▶ [Source]
Strolling through Shanghai's French Concession, a faded grid of leafy boulevards flanked by colonial mansions, I stumbled on an old Russian Orthodox church with a gaudy portrait of Mao emblazoned on its steeple. Curious about the buzz of construction, I ventured inside and learned that the church — for years occupied by a dreary state-run canteen — was being recast as a glam French restaurant financed by a Swiss art dealer from Hong Kong.
This postmodern cocktail of identities is perfectly true to Shanghai, once a glittering entrepôt, now Asia's born-again international boomtown. "What's the official city bird?" locals ask with a laugh. "The crane!" That's construction cranes, thousands of them (reportedly one-fifth of the world's total), sprouting up all over. The place resembles a vast building site — highways, malls, office towers — and out of the rubble and dust, a newly cosmopolitan restaurant scene is rising.
Rising, literally. With a chic lobby suspended on the 53rd floor of China's tallest building — and a gleaming ensemble of cloud-top dining establishments — the new Grand Hyatt hotel in the Pudong district announces the city's coming-of-age with a lofty swagger. In a nod to the moody Deco of 1930's Shanghai, the firm of Skidmore, Owings & Merrill designed a Gothamesque 88-story office tower (the hotel occupies 34 floors at the top) dramatically sheathed in an aluminum grid. The interior is a millennial reverie of Deco allusions, glass and steel, and heart-stopping views.

▶ [Exercise 1]
From the passage on Shanghai's restaurant scene, extract the part that begins with "Strolling through Shanghai's" and ends with "from Hong Kong.".
▶ [Exercise 2]
According to the passage on Shanghai's restaurant scene, which firm designed the 88-story office tower in Pudong?

▶ [Recorded information]

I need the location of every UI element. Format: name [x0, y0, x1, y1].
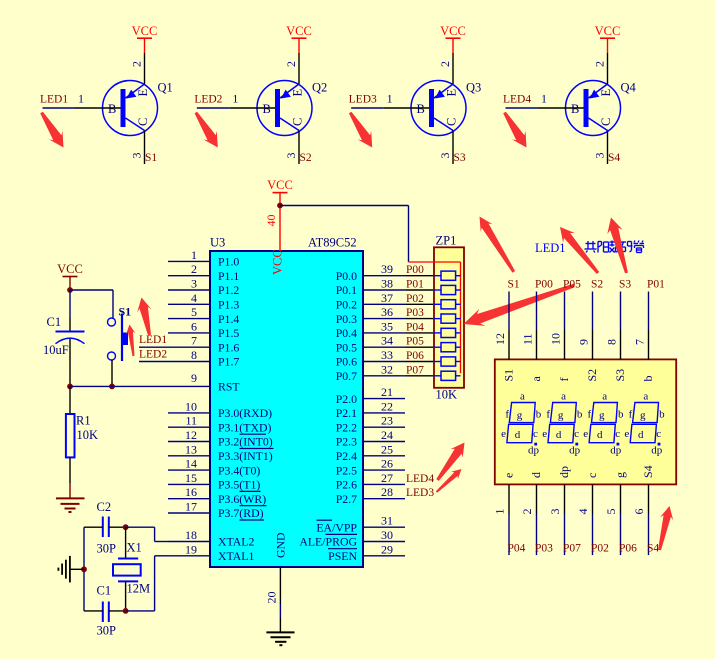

▶ [Task response 1]
Strolling through Shanghai's French Concession, a faded grid of leafy boulevards flanked by colonial mansions, I stumbled on an old Russian Orthodox church with a gaudy portrait of Mao emblazoned on its steeple. Curious about the buzz of construction, I ventured inside and learned that the church — for years occupied by a dreary state-run canteen — was being recast as a glam French restaurant financed by a Swiss art dealer from Hong Kong.

▶ [Task response 2]
Skidmore, Owings & Merrill